What you should do →
Within the records below, find each line that holds the string "name", then copy it.

[Entries with figure data]
-------

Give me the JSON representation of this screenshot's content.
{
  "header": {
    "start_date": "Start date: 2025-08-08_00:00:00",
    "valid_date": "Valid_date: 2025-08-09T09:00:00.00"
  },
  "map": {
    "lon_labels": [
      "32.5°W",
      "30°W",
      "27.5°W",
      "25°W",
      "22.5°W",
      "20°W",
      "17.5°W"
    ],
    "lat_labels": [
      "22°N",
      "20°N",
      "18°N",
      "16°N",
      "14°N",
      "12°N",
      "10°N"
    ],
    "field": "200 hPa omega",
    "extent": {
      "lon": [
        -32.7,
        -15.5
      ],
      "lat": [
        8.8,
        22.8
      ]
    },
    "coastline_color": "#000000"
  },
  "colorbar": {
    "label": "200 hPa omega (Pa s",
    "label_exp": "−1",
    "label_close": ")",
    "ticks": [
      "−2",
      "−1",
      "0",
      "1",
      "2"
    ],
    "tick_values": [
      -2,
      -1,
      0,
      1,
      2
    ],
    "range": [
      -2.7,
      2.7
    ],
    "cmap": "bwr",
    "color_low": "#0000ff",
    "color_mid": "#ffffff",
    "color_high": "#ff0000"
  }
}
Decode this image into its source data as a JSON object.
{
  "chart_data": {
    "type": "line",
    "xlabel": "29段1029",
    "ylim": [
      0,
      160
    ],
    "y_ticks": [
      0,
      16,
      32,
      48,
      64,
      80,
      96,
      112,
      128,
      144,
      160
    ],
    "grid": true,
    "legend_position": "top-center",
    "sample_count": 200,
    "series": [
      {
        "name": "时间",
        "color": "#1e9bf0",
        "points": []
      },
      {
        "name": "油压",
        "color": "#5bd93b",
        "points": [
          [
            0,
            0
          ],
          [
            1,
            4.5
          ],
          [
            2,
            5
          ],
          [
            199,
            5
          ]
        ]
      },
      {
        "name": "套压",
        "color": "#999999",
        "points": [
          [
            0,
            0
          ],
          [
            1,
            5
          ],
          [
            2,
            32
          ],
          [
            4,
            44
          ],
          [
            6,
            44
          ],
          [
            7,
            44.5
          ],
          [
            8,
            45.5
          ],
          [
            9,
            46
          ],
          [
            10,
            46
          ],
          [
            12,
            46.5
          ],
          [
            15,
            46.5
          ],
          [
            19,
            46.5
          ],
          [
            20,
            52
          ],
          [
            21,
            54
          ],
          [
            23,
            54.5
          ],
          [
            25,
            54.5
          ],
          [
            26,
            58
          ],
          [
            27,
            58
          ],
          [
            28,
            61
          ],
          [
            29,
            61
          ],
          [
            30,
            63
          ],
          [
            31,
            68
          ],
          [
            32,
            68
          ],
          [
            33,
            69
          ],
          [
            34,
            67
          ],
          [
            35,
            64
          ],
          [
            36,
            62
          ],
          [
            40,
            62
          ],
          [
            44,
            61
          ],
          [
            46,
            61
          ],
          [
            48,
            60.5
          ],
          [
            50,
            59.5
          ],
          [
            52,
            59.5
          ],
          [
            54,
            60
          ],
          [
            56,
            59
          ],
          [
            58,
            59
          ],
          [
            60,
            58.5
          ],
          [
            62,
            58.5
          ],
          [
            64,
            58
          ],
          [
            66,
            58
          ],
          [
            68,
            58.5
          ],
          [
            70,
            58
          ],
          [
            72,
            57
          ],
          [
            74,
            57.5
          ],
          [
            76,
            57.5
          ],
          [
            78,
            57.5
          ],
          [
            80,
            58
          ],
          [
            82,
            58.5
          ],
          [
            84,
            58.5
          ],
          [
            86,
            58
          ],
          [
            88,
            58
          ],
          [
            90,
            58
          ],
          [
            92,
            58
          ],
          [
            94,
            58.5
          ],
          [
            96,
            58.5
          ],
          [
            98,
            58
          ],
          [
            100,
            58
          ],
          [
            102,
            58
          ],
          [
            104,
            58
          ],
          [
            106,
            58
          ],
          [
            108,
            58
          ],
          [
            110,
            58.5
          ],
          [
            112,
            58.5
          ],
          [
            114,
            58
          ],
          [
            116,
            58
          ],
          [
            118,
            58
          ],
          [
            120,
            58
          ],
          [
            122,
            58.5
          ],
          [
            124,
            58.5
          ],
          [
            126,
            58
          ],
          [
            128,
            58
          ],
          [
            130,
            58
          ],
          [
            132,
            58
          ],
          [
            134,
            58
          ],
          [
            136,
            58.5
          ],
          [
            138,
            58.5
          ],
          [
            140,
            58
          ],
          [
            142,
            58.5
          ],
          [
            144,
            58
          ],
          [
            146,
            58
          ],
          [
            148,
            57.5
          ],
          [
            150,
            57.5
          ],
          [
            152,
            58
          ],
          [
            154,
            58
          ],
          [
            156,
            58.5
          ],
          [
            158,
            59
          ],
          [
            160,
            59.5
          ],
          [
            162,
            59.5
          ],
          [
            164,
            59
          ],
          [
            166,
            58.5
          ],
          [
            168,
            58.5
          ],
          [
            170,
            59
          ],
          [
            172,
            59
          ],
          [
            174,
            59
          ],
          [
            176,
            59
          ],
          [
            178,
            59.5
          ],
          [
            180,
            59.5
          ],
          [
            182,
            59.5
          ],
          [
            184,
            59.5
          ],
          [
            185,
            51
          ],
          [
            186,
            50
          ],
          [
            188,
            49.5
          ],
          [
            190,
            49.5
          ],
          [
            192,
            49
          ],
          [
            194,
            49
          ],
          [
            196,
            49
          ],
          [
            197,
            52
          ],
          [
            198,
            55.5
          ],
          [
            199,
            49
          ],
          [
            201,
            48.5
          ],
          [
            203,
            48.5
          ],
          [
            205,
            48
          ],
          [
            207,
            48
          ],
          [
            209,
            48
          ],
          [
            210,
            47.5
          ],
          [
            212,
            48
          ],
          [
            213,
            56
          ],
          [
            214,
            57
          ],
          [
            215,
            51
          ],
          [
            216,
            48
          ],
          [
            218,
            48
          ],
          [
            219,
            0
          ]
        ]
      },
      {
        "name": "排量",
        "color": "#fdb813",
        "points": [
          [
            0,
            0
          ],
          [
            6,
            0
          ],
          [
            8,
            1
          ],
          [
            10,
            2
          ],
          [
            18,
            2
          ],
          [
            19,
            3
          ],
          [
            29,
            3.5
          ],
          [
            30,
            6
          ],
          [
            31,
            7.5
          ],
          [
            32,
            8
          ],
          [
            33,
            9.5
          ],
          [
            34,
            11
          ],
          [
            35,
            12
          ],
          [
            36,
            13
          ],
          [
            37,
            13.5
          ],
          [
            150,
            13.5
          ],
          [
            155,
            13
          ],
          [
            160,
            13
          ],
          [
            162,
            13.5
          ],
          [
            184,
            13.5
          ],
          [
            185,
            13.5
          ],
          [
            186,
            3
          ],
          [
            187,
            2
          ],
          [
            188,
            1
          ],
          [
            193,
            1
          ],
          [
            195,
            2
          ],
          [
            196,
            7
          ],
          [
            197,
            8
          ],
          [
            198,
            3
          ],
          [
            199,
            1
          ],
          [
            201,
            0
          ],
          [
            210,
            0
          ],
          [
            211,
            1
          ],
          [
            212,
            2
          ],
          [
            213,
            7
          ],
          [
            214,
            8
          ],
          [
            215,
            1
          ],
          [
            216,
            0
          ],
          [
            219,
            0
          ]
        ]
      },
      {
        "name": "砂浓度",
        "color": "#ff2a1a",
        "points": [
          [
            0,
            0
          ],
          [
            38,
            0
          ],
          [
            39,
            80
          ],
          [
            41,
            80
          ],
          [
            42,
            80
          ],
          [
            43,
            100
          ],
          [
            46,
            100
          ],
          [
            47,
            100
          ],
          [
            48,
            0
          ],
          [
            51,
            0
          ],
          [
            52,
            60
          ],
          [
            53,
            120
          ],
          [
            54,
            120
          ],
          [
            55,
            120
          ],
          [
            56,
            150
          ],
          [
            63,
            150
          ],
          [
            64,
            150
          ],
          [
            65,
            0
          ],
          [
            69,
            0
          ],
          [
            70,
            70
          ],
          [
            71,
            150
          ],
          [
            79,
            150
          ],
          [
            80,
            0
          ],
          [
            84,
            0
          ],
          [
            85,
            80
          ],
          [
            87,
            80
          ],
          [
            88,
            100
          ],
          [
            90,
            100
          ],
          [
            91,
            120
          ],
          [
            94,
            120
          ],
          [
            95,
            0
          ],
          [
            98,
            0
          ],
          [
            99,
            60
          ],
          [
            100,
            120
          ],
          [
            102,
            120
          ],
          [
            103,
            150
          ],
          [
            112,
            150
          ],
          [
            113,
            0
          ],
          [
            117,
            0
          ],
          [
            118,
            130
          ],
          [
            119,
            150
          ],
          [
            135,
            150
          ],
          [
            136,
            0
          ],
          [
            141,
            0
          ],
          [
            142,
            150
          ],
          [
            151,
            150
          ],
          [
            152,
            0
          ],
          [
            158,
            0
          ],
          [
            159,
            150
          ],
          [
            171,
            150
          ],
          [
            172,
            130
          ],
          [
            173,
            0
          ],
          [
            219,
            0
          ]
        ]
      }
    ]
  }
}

-------

Solution for this exercise →
        "name": "时间",
        "name": "油压",
        "name": "套压",
        "name": "排量",
        "name": "砂浓度",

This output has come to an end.